Return the records exactly as they are.

| Data listing |
****

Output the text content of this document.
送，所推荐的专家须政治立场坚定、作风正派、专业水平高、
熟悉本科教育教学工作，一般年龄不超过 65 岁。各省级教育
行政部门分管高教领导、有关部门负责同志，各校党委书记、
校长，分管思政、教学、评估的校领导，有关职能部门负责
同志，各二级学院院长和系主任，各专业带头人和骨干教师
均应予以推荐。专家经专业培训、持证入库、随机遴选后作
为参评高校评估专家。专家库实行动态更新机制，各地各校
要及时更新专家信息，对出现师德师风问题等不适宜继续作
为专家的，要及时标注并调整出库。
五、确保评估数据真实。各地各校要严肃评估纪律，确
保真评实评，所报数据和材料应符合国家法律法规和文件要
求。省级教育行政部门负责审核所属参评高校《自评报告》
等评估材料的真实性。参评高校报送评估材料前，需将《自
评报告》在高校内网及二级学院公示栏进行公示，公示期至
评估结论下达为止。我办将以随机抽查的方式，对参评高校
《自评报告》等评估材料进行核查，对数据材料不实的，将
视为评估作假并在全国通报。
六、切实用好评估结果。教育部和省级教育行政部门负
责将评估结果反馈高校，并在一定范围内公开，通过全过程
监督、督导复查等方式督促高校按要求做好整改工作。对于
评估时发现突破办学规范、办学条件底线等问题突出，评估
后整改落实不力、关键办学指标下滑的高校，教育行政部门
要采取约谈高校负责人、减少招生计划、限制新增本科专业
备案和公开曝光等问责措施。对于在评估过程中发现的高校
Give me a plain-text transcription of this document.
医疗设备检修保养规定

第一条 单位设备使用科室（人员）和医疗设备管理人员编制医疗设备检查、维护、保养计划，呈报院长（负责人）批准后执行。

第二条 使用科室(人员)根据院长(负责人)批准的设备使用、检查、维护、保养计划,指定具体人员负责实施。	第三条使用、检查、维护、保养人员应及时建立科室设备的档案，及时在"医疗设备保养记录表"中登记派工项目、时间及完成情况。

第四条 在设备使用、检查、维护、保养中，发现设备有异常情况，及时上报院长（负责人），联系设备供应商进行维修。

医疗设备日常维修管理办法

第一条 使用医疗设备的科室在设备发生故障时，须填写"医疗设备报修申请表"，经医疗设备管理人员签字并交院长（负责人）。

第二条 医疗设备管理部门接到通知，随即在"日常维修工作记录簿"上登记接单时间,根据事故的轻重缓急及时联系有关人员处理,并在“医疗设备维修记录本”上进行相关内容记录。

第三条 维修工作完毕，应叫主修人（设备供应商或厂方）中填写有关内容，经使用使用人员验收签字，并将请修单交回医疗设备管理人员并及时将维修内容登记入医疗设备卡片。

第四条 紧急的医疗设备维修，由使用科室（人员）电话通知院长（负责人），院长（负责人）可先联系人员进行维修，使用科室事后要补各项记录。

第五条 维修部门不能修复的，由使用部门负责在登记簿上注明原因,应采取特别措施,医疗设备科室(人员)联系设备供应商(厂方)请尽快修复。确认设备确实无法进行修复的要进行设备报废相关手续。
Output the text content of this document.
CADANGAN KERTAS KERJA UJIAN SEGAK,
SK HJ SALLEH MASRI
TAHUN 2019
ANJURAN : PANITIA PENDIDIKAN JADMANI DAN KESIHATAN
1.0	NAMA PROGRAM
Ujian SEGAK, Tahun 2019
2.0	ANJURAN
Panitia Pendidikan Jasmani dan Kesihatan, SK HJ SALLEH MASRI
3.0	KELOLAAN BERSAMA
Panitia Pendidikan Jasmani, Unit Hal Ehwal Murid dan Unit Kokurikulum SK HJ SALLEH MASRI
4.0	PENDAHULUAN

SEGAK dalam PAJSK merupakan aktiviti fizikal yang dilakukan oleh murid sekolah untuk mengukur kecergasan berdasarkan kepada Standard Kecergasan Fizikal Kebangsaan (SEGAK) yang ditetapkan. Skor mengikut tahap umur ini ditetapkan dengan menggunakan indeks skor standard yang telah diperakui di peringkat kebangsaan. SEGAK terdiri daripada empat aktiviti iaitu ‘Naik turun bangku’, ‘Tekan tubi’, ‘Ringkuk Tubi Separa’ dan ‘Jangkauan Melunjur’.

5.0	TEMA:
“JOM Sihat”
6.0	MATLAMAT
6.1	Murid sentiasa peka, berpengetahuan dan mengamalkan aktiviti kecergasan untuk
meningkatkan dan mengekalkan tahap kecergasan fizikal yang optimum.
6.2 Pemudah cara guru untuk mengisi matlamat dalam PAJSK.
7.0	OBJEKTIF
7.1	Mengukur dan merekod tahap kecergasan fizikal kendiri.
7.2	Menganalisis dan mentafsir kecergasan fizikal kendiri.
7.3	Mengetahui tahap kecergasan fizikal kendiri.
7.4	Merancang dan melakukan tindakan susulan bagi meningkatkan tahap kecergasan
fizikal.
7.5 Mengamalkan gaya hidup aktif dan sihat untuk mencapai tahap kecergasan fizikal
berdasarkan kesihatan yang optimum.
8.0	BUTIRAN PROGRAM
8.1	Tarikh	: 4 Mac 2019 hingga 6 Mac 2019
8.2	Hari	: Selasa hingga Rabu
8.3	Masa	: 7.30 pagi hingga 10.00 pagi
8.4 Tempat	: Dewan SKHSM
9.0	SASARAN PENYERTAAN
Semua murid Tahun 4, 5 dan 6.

****

| Solution |
Output the text content of this document.
送，所推荐的专家须政治立场坚定、作风正派、专业水平高、
熟悉本科教育教学工作，一般年龄不超过 65 岁。各省级教育
行政部门分管高教领导、有关部门负责同志，各校党委书记、
校长，分管思政、教学、评估的校领导，有关职能部门负责
同志，各二级学院院长和系主任，各专业带头人和骨干教师
均应予以推荐。专家经专业培训、持证入库、随机遴选后作
为参评高校评估专家。专家库实行动态更新机制，各地各校
要及时更新专家信息，对出现师德师风问题等不适宜继续作
为专家的，要及时标注并调整出库。
五、确保评估数据真实。各地各校要严肃评估纪律，确
保真评实评，所报数据和材料应符合国家法律法规和文件要
求。省级教育行政部门负责审核所属参评高校《自评报告》
等评估材料的真实性。参评高校报送评估材料前，需将《自
评报告》在高校内网及二级学院公示栏进行公示，公示期至
评估结论下达为止。我办将以随机抽查的方式，对参评高校
《自评报告》等评估材料进行核查，对数据材料不实的，将
视为评估作假并在全国通报。
六、切实用好评估结果。教育部和省级教育行政部门负
责将评估结果反馈高校，并在一定范围内公开，通过全过程
监督、督导复查等方式督促高校按要求做好整改工作。对于
评估时发现突破办学规范、办学条件底线等问题突出，评估
后整改落实不力、关键办学指标下滑的高校，教育行政部门
要采取约谈高校负责人、减少招生计划、限制新增本科专业
备案和公开曝光等问责措施。对于在评估过程中发现的高校
Give me a plain-text transcription of this document.
医疗设备检修保养规定

第一条 单位设备使用科室（人员）和医疗设备管理人员编制医疗设备检查、维护、保养计划，呈报院长（负责人）批准后执行。

第二条 使用科室(人员)根据院长(负责人)批准的设备使用、检查、维护、保养计划,指定具体人员负责实施。	第三条使用、检查、维护、保养人员应及时建立科室设备的档案，及时在"医疗设备保养记录表"中登记派工项目、时间及完成情况。

第四条 在设备使用、检查、维护、保养中，发现设备有异常情况，及时上报院长（负责人），联系设备供应商进行维修。

医疗设备日常维修管理办法

第一条 使用医疗设备的科室在设备发生故障时，须填写"医疗设备报修申请表"，经医疗设备管理人员签字并交院长（负责人）。

第二条 医疗设备管理部门接到通知，随即在"日常维修工作记录簿"上登记接单时间,根据事故的轻重缓急及时联系有关人员处理,并在“医疗设备维修记录本”上进行相关内容记录。

第三条 维修工作完毕，应叫主修人（设备供应商或厂方）中填写有关内容，经使用使用人员验收签字，并将请修单交回医疗设备管理人员并及时将维修内容登记入医疗设备卡片。

第四条 紧急的医疗设备维修，由使用科室（人员）电话通知院长（负责人），院长（负责人）可先联系人员进行维修，使用科室事后要补各项记录。

第五条 维修部门不能修复的，由使用部门负责在登记簿上注明原因,应采取特别措施,医疗设备科室(人员)联系设备供应商(厂方)请尽快修复。确认设备确实无法进行修复的要进行设备报废相关手续。
Output the text content of this document.
CADANGAN KERTAS KERJA UJIAN SEGAK,
SK HJ SALLEH MASRI
TAHUN 2019
ANJURAN : PANITIA PENDIDIKAN JADMANI DAN KESIHATAN
1.0	NAMA PROGRAM
Ujian SEGAK, Tahun 2019
2.0	ANJURAN
Panitia Pendidikan Jasmani dan Kesihatan, SK HJ SALLEH MASRI
3.0	KELOLAAN BERSAMA
Panitia Pendidikan Jasmani, Unit Hal Ehwal Murid dan Unit Kokurikulum SK HJ SALLEH MASRI
4.0	PENDAHULUAN

SEGAK dalam PAJSK merupakan aktiviti fizikal yang dilakukan oleh murid sekolah untuk mengukur kecergasan berdasarkan kepada Standard Kecergasan Fizikal Kebangsaan (SEGAK) yang ditetapkan. Skor mengikut tahap umur ini ditetapkan dengan menggunakan indeks skor standard yang telah diperakui di peringkat kebangsaan. SEGAK terdiri daripada empat aktiviti iaitu ‘Naik turun bangku’, ‘Tekan tubi’, ‘Ringkuk Tubi Separa’ dan ‘Jangkauan Melunjur’.

5.0	TEMA:
“JOM Sihat”
6.0	MATLAMAT
6.1	Murid sentiasa peka, berpengetahuan dan mengamalkan aktiviti kecergasan untuk
meningkatkan dan mengekalkan tahap kecergasan fizikal yang optimum.
6.2 Pemudah cara guru untuk mengisi matlamat dalam PAJSK.
7.0	OBJEKTIF
7.1	Mengukur dan merekod tahap kecergasan fizikal kendiri.
7.2	Menganalisis dan mentafsir kecergasan fizikal kendiri.
7.3	Mengetahui tahap kecergasan fizikal kendiri.
7.4	Merancang dan melakukan tindakan susulan bagi meningkatkan tahap kecergasan
fizikal.
7.5 Mengamalkan gaya hidup aktif dan sihat untuk mencapai tahap kecergasan fizikal
berdasarkan kesihatan yang optimum.
8.0	BUTIRAN PROGRAM
8.1	Tarikh	: 4 Mac 2019 hingga 6 Mac 2019
8.2	Hari	: Selasa hingga Rabu
8.3	Masa	: 7.30 pagi hingga 10.00 pagi
8.4 Tempat	: Dewan SKHSM
9.0	SASARAN PENYERTAAN
Semua murid Tahun 4, 5 dan 6.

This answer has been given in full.